───── Provided records

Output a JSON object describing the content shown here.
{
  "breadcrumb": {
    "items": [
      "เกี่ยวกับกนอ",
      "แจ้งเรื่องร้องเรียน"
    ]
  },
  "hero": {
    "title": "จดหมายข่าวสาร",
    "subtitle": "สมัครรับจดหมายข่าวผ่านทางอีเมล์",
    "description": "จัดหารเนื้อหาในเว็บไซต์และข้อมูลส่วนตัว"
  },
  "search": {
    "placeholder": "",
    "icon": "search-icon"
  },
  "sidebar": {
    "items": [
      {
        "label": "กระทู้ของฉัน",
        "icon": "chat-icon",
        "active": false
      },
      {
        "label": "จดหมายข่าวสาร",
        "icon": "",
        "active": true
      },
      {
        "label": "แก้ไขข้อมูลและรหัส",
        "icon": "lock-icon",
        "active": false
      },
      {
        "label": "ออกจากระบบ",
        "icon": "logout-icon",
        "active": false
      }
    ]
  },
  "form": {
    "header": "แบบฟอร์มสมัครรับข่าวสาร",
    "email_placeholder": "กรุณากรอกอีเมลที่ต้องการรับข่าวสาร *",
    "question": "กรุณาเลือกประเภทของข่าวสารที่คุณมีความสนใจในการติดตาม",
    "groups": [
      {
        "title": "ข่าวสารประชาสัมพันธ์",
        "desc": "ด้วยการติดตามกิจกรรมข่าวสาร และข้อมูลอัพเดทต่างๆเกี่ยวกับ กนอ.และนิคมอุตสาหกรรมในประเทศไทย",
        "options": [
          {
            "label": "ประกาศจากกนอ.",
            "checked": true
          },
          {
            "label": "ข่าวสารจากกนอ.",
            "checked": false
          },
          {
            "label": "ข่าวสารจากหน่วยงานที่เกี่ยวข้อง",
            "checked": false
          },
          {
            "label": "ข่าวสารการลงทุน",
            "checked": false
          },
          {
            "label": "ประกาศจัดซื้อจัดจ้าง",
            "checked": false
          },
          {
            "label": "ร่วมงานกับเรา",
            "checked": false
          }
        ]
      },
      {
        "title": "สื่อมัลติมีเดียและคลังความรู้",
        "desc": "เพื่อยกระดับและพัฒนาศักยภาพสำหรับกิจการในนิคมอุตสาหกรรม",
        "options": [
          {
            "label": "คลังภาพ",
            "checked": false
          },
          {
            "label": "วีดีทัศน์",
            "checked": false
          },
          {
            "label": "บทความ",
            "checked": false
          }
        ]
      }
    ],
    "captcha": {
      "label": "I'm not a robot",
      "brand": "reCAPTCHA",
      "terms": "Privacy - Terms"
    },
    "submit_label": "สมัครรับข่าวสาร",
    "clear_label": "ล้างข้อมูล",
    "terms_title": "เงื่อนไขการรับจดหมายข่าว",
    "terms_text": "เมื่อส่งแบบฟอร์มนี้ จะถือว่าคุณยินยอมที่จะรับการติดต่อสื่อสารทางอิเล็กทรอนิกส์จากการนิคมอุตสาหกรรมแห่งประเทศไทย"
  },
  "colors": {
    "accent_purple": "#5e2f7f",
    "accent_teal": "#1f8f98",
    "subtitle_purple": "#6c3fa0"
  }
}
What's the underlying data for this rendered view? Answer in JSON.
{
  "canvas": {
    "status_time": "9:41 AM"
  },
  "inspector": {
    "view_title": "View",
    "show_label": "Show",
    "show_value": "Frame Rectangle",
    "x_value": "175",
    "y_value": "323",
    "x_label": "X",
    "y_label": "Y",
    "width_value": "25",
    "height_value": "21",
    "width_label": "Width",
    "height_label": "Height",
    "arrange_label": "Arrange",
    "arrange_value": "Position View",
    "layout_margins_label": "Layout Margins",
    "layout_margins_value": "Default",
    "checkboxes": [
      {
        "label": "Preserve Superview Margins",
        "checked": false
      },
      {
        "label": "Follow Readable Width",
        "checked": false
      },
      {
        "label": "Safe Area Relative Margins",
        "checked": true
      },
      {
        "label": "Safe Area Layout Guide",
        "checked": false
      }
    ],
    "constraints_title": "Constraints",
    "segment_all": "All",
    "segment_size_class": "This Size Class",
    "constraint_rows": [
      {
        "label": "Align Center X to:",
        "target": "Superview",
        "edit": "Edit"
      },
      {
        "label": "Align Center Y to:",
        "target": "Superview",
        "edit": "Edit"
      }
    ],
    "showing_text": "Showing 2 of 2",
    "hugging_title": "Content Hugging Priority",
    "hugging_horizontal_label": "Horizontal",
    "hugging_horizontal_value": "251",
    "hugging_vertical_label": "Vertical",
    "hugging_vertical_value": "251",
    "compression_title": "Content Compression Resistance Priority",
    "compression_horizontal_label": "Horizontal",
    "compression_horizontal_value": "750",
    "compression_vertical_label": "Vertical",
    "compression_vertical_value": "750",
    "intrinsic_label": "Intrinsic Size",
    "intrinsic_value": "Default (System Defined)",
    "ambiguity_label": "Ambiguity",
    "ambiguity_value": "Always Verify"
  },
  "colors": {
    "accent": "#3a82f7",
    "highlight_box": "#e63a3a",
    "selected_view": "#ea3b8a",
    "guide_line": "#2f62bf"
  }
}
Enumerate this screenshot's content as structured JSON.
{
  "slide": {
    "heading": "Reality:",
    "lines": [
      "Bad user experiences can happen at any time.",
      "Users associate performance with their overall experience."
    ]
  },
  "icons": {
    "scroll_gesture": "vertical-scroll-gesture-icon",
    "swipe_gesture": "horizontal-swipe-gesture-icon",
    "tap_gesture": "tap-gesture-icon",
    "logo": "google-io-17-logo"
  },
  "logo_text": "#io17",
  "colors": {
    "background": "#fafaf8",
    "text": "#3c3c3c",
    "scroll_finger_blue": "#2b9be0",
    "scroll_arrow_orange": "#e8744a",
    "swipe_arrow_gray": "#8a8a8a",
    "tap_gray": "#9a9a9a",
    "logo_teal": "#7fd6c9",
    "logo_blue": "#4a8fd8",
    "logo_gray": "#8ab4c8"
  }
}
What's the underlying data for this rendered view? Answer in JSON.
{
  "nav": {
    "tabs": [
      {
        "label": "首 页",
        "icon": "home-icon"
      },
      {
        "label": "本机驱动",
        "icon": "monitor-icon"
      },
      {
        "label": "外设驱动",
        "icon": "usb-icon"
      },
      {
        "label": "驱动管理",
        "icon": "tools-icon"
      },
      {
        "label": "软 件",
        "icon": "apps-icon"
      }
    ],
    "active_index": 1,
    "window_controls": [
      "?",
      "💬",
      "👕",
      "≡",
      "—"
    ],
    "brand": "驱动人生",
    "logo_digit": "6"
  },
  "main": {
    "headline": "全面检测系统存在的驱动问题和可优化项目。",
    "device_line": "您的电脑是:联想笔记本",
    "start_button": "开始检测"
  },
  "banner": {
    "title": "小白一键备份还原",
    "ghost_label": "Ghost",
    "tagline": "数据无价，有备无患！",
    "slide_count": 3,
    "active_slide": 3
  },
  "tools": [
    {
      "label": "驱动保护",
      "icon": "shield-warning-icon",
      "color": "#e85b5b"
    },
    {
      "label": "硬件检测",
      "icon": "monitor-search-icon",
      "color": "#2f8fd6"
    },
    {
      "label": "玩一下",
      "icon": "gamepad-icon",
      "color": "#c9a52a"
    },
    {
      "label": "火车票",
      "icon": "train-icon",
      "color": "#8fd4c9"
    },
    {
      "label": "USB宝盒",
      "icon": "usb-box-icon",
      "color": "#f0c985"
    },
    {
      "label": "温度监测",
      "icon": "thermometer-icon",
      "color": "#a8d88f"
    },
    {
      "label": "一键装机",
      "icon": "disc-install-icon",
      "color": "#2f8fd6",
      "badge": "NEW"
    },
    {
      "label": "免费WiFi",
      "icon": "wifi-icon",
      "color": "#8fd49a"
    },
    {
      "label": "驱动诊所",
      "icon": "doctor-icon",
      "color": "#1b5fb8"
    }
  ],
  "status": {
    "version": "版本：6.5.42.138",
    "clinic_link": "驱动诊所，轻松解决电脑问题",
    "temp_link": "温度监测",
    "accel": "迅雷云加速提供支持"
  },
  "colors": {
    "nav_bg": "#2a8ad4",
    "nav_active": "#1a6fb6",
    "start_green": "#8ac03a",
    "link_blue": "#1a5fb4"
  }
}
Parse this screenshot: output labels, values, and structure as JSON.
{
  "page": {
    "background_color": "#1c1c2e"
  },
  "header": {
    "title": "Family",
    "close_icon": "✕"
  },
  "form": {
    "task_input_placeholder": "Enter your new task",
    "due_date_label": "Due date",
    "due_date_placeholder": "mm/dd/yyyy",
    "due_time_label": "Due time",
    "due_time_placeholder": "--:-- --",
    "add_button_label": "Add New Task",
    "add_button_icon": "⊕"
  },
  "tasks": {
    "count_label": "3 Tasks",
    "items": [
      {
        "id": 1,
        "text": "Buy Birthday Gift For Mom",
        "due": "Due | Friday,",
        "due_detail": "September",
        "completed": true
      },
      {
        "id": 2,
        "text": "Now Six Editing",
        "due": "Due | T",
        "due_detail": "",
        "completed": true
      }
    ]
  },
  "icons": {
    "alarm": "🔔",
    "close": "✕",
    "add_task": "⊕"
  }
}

──────────

Extract the closing run of lines, starting with the one containing "Parse this screenshot: output" and ending at the last, exactly as written.

◆ Finished exercise ◆
Parse this screenshot: output labels, values, and structure as JSON.
{
  "page": {
    "background_color": "#1c1c2e"
  },
  "header": {
    "title": "Family",
    "close_icon": "✕"
  },
  "form": {
    "task_input_placeholder": "Enter your new task",
    "due_date_label": "Due date",
    "due_date_placeholder": "mm/dd/yyyy",
    "due_time_label": "Due time",
    "due_time_placeholder": "--:-- --",
    "add_button_label": "Add New Task",
    "add_button_icon": "⊕"
  },
  "tasks": {
    "count_label": "3 Tasks",
    "items": [
      {
        "id": 1,
        "text": "Buy Birthday Gift For Mom",
        "due": "Due | Friday,",
        "due_detail": "September",
        "completed": true
      },
      {
        "id": 2,
        "text": "Now Six Editing",
        "due": "Due | T",
        "due_detail": "",
        "completed": true
      }
    ]
  },
  "icons": {
    "alarm": "🔔",
    "close": "✕",
    "add_task": "⊕"
  }
}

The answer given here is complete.